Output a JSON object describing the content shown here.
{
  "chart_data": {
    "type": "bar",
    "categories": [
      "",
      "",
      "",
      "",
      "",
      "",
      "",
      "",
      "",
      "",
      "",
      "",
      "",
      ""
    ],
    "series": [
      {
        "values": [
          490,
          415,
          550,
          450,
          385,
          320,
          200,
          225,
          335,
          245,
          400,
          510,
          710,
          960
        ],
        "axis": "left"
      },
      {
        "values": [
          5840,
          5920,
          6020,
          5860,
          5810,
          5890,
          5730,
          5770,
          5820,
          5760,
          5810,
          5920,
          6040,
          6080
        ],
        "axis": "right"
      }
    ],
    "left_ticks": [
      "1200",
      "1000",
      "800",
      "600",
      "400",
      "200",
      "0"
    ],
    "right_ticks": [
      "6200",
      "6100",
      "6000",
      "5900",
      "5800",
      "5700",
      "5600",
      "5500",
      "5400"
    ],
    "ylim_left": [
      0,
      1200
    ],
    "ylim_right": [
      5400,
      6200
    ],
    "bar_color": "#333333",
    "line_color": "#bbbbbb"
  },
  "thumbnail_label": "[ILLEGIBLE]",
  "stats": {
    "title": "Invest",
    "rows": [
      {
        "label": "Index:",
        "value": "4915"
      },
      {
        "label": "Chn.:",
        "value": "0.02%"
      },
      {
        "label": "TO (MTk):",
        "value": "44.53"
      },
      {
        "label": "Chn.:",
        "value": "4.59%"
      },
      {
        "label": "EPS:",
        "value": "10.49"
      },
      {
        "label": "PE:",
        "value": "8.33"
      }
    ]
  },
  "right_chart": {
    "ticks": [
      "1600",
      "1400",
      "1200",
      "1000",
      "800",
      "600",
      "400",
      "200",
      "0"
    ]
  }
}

> **TASK DETAILS**:
Please copy out each record, character for character.

> **RESULT**:
Output a JSON object describing the content shown here.
{
  "chart_data": {
    "type": "bar",
    "categories": [
      "",
      "",
      "",
      "",
      "",
      "",
      "",
      "",
      "",
      "",
      "",
      "",
      "",
      ""
    ],
    "series": [
      {
        "values": [
          490,
          415,
          550,
          450,
          385,
          320,
          200,
          225,
          335,
          245,
          400,
          510,
          710,
          960
        ],
        "axis": "left"
      },
      {
        "values": [
          5840,
          5920,
          6020,
          5860,
          5810,
          5890,
          5730,
          5770,
          5820,
          5760,
          5810,
          5920,
          6040,
          6080
        ],
        "axis": "right"
      }
    ],
    "left_ticks": [
      "1200",
      "1000",
      "800",
      "600",
      "400",
      "200",
      "0"
    ],
    "right_ticks": [
      "6200",
      "6100",
      "6000",
      "5900",
      "5800",
      "5700",
      "5600",
      "5500",
      "5400"
    ],
    "ylim_left": [
      0,
      1200
    ],
    "ylim_right": [
      5400,
      6200
    ],
    "bar_color": "#333333",
    "line_color": "#bbbbbb"
  },
  "thumbnail_label": "[ILLEGIBLE]",
  "stats": {
    "title": "Invest",
    "rows": [
      {
        "label": "Index:",
        "value": "4915"
      },
      {
        "label": "Chn.:",
        "value": "0.02%"
      },
      {
        "label": "TO (MTk):",
        "value": "44.53"
      },
      {
        "label": "Chn.:",
        "value": "4.59%"
      },
      {
        "label": "EPS:",
        "value": "10.49"
      },
      {
        "label": "PE:",
        "value": "8.33"
      }
    ]
  },
  "right_chart": {
    "ticks": [
      "1600",
      "1400",
      "1200",
      "1000",
      "800",
      "600",
      "400",
      "200",
      "0"
    ]
  }
}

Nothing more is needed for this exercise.